# WHAT IS REQUIRED
Copy all of the material word for word, except for the pictures.

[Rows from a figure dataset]
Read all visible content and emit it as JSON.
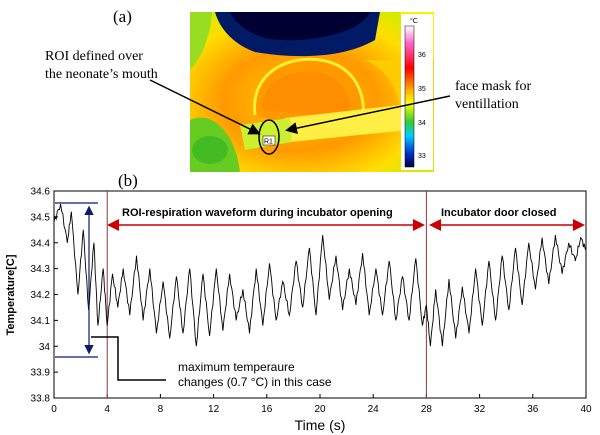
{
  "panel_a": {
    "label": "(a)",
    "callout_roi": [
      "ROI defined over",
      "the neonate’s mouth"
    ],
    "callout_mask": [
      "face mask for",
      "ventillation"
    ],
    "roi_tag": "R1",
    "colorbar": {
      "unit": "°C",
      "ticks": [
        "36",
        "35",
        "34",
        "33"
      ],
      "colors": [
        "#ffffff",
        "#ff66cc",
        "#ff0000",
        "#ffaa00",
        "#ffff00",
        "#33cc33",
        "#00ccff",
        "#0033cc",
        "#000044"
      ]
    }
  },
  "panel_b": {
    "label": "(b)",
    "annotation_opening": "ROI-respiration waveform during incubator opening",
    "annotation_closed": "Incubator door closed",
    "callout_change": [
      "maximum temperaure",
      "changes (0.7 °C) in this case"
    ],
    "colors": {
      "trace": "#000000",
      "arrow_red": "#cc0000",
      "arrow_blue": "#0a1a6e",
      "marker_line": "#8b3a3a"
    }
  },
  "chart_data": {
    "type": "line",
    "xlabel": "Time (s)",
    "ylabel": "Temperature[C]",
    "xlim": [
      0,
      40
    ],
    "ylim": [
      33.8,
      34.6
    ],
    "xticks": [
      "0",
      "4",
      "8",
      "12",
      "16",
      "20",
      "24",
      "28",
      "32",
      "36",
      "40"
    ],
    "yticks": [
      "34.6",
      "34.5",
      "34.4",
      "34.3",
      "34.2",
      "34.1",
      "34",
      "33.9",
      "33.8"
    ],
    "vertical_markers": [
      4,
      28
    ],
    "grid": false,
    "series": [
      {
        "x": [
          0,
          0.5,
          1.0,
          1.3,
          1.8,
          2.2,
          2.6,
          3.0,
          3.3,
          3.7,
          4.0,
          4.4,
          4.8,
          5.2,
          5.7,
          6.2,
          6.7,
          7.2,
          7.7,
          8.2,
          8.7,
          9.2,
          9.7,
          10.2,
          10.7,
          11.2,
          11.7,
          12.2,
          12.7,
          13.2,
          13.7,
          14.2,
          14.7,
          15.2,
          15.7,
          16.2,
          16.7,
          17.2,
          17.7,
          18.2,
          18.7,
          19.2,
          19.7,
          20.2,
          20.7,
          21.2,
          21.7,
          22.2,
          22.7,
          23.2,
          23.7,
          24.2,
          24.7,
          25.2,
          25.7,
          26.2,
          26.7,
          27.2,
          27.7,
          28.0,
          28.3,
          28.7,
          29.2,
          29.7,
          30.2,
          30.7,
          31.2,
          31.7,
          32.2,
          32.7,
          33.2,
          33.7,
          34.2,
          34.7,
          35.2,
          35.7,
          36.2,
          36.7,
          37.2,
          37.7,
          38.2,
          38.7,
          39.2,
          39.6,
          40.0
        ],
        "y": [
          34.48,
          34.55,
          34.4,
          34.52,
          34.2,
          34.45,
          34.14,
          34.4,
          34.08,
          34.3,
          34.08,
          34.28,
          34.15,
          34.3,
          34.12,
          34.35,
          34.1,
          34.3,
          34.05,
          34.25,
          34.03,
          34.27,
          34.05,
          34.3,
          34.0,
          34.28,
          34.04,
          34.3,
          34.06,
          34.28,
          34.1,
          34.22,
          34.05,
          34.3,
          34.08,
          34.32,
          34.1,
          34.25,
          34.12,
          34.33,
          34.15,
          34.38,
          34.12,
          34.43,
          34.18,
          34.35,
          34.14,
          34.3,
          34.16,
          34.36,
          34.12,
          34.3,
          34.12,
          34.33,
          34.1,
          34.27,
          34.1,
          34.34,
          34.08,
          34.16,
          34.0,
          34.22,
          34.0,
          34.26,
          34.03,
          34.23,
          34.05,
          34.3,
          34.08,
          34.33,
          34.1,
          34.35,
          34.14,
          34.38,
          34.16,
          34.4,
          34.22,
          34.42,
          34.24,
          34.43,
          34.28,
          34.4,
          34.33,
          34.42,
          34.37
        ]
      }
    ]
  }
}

# THE ANSWER
Read all visible content and emit it as JSON.
{
  "panel_a": {
    "label": "(a)",
    "callout_roi": [
      "ROI defined over",
      "the neonate’s mouth"
    ],
    "callout_mask": [
      "face mask for",
      "ventillation"
    ],
    "roi_tag": "R1",
    "colorbar": {
      "unit": "°C",
      "ticks": [
        "36",
        "35",
        "34",
        "33"
      ],
      "colors": [
        "#ffffff",
        "#ff66cc",
        "#ff0000",
        "#ffaa00",
        "#ffff00",
        "#33cc33",
        "#00ccff",
        "#0033cc",
        "#000044"
      ]
    }
  },
  "panel_b": {
    "label": "(b)",
    "annotation_opening": "ROI-respiration waveform during incubator opening",
    "annotation_closed": "Incubator door closed",
    "callout_change": [
      "maximum temperaure",
      "changes (0.7 °C) in this case"
    ],
    "colors": {
      "trace": "#000000",
      "arrow_red": "#cc0000",
      "arrow_blue": "#0a1a6e",
      "marker_line": "#8b3a3a"
    }
  },
  "chart_data": {
    "type": "line",
    "xlabel": "Time (s)",
    "ylabel": "Temperature[C]",
    "xlim": [
      0,
      40
    ],
    "ylim": [
      33.8,
      34.6
    ],
    "xticks": [
      "0",
      "4",
      "8",
      "12",
      "16",
      "20",
      "24",
      "28",
      "32",
      "36",
      "40"
    ],
    "yticks": [
      "34.6",
      "34.5",
      "34.4",
      "34.3",
      "34.2",
      "34.1",
      "34",
      "33.9",
      "33.8"
    ],
    "vertical_markers": [
      4,
      28
    ],
    "grid": false,
    "series": [
      {
        "x": [
          0,
          0.5,
          1.0,
          1.3,
          1.8,
          2.2,
          2.6,
          3.0,
          3.3,
          3.7,
          4.0,
          4.4,
          4.8,
          5.2,
          5.7,
          6.2,
          6.7,
          7.2,
          7.7,
          8.2,
          8.7,
          9.2,
          9.7,
          10.2,
          10.7,
          11.2,
          11.7,
          12.2,
          12.7,
          13.2,
          13.7,
          14.2,
          14.7,
          15.2,
          15.7,
          16.2,
          16.7,
          17.2,
          17.7,
          18.2,
          18.7,
          19.2,
          19.7,
          20.2,
          20.7,
          21.2,
          21.7,
          22.2,
          22.7,
          23.2,
          23.7,
          24.2,
          24.7,
          25.2,
          25.7,
          26.2,
          26.7,
          27.2,
          27.7,
          28.0,
          28.3,
          28.7,
          29.2,
          29.7,
          30.2,
          30.7,
          31.2,
          31.7,
          32.2,
          32.7,
          33.2,
          33.7,
          34.2,
          34.7,
          35.2,
          35.7,
          36.2,
          36.7,
          37.2,
          37.7,
          38.2,
          38.7,
          39.2,
          39.6,
          40.0
        ],
        "y": [
          34.48,
          34.55,
          34.4,
          34.52,
          34.2,
          34.45,
          34.14,
          34.4,
          34.08,
          34.3,
          34.08,
          34.28,
          34.15,
          34.3,
          34.12,
          34.35,
          34.1,
          34.3,
          34.05,
          34.25,
          34.03,
          34.27,
          34.05,
          34.3,
          34.0,
          34.28,
          34.04,
          34.3,
          34.06,
          34.28,
          34.1,
          34.22,
          34.05,
          34.3,
          34.08,
          34.32,
          34.1,
          34.25,
          34.12,
          34.33,
          34.15,
          34.38,
          34.12,
          34.43,
          34.18,
          34.35,
          34.14,
          34.3,
          34.16,
          34.36,
          34.12,
          34.3,
          34.12,
          34.33,
          34.1,
          34.27,
          34.1,
          34.34,
          34.08,
          34.16,
          34.0,
          34.22,
          34.0,
          34.26,
          34.03,
          34.23,
          34.05,
          34.3,
          34.08,
          34.33,
          34.1,
          34.35,
          34.14,
          34.38,
          34.16,
          34.4,
          34.22,
          34.42,
          34.24,
          34.43,
          34.28,
          34.4,
          34.33,
          34.42,
          34.37
        ]
      }
    ]
  }
}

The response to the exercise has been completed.